What to produce -
Every line below that holds the string "líquido" should be copied.

Records provided -
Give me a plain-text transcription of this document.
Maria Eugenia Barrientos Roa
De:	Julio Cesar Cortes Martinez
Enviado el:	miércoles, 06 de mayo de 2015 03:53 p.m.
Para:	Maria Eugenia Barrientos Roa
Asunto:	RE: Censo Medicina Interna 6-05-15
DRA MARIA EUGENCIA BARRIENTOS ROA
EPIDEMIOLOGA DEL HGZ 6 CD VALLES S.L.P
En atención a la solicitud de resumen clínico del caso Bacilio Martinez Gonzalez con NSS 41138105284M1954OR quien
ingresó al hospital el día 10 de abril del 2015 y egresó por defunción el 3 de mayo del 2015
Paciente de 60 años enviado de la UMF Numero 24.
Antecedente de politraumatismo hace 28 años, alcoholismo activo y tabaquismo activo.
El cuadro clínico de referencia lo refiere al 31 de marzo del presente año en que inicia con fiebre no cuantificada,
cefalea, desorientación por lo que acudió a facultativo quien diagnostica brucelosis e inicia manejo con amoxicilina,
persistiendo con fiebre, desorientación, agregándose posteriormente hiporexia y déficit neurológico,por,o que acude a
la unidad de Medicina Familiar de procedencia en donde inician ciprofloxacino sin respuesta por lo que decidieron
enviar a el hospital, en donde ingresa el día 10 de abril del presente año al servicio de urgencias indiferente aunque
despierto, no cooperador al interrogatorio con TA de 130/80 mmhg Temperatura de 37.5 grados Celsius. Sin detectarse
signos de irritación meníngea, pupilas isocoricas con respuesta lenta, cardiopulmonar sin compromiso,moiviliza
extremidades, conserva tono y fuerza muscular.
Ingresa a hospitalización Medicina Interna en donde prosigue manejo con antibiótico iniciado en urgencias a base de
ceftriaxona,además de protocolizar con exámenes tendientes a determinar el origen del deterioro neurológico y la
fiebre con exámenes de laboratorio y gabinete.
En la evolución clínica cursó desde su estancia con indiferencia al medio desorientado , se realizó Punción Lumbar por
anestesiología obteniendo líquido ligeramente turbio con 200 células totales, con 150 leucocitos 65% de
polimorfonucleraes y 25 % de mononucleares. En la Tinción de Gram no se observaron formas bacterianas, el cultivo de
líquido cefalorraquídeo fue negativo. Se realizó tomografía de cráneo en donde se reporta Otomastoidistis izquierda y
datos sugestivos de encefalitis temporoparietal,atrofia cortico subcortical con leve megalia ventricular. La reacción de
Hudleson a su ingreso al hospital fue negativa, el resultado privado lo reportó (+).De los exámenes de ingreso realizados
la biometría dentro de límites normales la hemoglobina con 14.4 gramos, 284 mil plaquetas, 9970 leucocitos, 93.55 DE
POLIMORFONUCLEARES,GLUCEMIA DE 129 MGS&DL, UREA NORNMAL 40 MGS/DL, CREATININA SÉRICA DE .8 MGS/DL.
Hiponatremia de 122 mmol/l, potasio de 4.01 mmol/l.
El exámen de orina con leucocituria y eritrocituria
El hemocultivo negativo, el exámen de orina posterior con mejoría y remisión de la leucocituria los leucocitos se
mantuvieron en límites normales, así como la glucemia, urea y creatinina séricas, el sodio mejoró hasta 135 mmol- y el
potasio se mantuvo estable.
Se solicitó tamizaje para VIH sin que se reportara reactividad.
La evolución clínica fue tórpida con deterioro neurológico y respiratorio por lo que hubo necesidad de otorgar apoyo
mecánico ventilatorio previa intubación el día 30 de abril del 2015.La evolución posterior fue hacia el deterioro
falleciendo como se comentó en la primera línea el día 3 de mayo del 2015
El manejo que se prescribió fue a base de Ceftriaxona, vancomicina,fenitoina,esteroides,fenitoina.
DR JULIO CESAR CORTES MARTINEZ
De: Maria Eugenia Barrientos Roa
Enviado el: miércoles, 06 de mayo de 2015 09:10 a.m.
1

Response to this task -
anestesiología obteniendo líquido ligeramente turbio con 200 células totales, con 150 leucocitos 65% de
líquido cefalorraquídeo fue negativo. Se realizó tomografía de cráneo en donde se reporta Otomastoidistis izquierda y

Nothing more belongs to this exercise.